_What needs to be done_
Tally each line where the word "amcheck" occurs, then give only the total.

_Source material_
______
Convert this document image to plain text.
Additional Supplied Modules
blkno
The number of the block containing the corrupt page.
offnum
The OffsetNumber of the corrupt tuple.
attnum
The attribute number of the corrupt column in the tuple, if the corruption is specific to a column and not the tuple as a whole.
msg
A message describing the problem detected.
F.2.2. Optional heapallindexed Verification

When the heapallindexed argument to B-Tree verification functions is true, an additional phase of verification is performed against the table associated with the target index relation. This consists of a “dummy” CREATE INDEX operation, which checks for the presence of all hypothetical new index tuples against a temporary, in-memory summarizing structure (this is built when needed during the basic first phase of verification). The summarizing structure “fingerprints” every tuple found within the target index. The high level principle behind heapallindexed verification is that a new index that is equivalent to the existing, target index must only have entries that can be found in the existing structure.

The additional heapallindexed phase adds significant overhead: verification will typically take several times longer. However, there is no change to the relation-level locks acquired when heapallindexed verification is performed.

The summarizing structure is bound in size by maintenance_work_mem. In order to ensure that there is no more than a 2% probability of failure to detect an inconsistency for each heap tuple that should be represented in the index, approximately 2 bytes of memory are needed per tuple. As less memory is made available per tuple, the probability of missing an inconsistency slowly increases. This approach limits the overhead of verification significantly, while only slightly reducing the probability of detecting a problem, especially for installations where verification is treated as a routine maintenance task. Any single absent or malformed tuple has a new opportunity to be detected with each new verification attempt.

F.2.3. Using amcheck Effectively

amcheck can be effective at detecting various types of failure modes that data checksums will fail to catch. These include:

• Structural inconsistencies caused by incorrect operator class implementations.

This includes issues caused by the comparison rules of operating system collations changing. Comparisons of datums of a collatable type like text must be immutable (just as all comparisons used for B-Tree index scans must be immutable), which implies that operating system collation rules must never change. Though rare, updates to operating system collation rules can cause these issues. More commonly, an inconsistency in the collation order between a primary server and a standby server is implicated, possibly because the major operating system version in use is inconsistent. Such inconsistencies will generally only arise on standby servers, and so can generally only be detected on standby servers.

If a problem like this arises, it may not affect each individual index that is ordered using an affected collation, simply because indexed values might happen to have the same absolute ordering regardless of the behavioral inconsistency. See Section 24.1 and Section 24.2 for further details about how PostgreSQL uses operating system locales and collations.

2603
______
_Exercise output_
2